*Aangeleverde tekst:*
↓↓↓

Verweerder heeft het noodzakelijk gevonden om namens AN de praktijkvoering en werkwijze
van klaagster meerdere malen tegenover beslissende instanties aan de orde stellen.
Dat staat hem gelet op de maatstaf weergegeven in 5.1 tot op zekere hoogte vrij, zolang
hij daarbij binnen de grenzen van het betamelijke blijft. Zo dient verweerder zich
bij zijn uitlatingen steeds in zakelijke bewoordingen uit te drukken en daarbij een
professionele distantie tot het geschil te hanteren, zonder onnodig grievend te zijn.
Naar het oordeel van de raad is verweerder hier niet in geslaagd. Verweerder geeft
in de passages namelijk geen feitelijke beschrijving van klaagsters handelwijze, maar
diskwalificeert deze door de suggestie te wekken alleen in haar eigen werkelijkheid
te geloven, zich vast te bijten in een zienswijze die door geen enkele instantie wordt
gedeeld en alle denkbare procedures te starten om de eigen werkelijkheid over het
voetlicht te brengen. Bovendien veronderstelt verweerder kwalijke intenties bij klaagster.
Zo is klaagsters processtrategie er aldus verweerder (en AN) op gericht grote sommen
geld af te dwingen en bewust ‘zand in de machine van AN’ te strooien om AN zover te
krijgen om te betalen. De raad verwijst voor de bron hiervan naar de onder de feiten
weergegeven passages uit de pleitnota’s van 3 maart 2022 en 24 mei 2024 en verweerders
brief namens AN aan het UWV van 20 september 2023. Waar verweerder ter zitting heeft
betoogd dat de passages uit de pleitnota van 23 mei 2024, onder randnummers 5 en 6,
niet over klaagsters werkwijze gaan, volgt de raad verweerder niet. In die passages
beschrijft verweerder kort gezegd een onderzoek waaruit zou volgen dat het menselijk
brein zo werkt dat men bij veel herhaling zaken gaat geloven die niet waar zijn. In
de passage daarna, randnummer 7, schrijft verweerder refererend aan dit onderzoek
dat “Door S en haar advocaat (…) in de onderhavige kwestie ook veel irrelevante en
soms onjuiste, omstandigheden ter tafel [worden] gebracht, welke ook al in verschillende
procedures bij verschillende instanties steeds worden herhaald.”

↑↑↑

*Uit te voeren taken:*
**a.** Van welke datum is de brief die verweerder volgens de tekst over verweerders uitlatingen namens AN aan het UWV stuurde?
**b.** Schrijf de tekst over verweerders uitlatingen verder, aansluitend op de laatste zin.

*Aangeleverde gegevens:*

↓↓↓

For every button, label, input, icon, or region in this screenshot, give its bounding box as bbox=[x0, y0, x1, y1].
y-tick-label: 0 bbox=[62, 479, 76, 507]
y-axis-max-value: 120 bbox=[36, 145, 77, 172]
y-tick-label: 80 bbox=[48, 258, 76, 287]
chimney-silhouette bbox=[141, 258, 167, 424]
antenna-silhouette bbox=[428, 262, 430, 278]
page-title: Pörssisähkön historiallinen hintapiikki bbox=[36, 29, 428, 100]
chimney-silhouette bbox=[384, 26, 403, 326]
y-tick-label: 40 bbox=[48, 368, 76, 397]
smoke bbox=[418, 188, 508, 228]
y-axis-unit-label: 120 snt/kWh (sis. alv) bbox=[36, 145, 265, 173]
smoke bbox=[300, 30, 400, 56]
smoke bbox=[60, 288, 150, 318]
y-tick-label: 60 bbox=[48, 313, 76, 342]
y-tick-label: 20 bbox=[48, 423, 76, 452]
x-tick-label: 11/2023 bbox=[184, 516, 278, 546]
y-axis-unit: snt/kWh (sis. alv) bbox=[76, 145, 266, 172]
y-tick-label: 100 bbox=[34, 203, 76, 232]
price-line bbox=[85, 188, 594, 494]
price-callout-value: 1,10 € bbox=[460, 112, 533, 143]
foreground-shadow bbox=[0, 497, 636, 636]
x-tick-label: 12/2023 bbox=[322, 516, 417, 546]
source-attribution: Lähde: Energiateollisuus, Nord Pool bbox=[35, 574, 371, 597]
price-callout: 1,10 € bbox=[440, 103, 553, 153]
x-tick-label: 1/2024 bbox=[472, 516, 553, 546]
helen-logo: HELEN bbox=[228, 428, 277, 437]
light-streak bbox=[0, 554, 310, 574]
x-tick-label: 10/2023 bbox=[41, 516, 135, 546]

↑↑↑

*Antwoorden per taak:*
**a.** 20 september 2023

**b.**
5.7 De raad kwalificeert de passages in verweerders processtukken als niet-zakelijk,
neerbuigend en onnodig grievend. Niet valt in te zien hoe deze bewoordingen een constructieve
bijdrage hebben kunnen leveren aan het debat waarbinnen de bewoordingen zijn gebruikt.
Waar verweerder suggereert dat klaagster altijd zo te werk gaat en “grote bedrijven
op enig moment ‘doodmoe’ worden van deze aanhoudende procedures” gaat verweerder bovendien
uit van kennis over zaken, waarvan niet duidelijk is waarop verweerder die kennis
baseert. De aangehaalde jurisprudentie acht de raad geen afdoende bron hiervoor. De
meeste passages zijn ook kwetsend voor klaagster en getuigen van een zeer onwelwillende
houding van verweerder jegens klaagster als zijn beroepsgenoot. Dat met verweerders
uitlatingen een wig werd gedreven tussen klaagster en haar cliënte acht de raad aannemelijk.
Verweerder zet klaagster weg als een incapabele advocaat, welk beeld klaagster bij
haar cliënte steeds weer moet proberen recht te zetten.
5.8 De raad komt op grond van het voorgaande tot de slotsom dat verweerder door
zijn bewoordingen in zijn processtukken de gedragsregels 7, 8 en 24 heeft overtreden
en daarmee de grenzen van het betamelijke overschreden. De klacht is in beide onderdelen
gegrond.
6 MAATREGEL
6.1 Verweerder heeft tuchtrechtelijk verwijtbaar gehandeld door zich in zijn
processtukken herhaaldelijk uit te laten over de praktijkvoering van klaagster en
haar intenties op een wijze die een advocaat niet betaamt. Daarmee heeft verweerder
in strijd met de gedragsregels 7, 8 en 24 gehandeld. De aard en ernst van deze gegronde
klacht rechtvaardigt de oplegging van een maatregel. Daarbij houdt de raad naast de
omstandigheden van deze klachtzaak ook rekening met het feit dat aan verweerder niet
eerder een tuchtrechtelijke maatregel is opgelegd. De raad ziet op grond daarvan aanleiding
om aan verweerder een waarschuwing op te leggen.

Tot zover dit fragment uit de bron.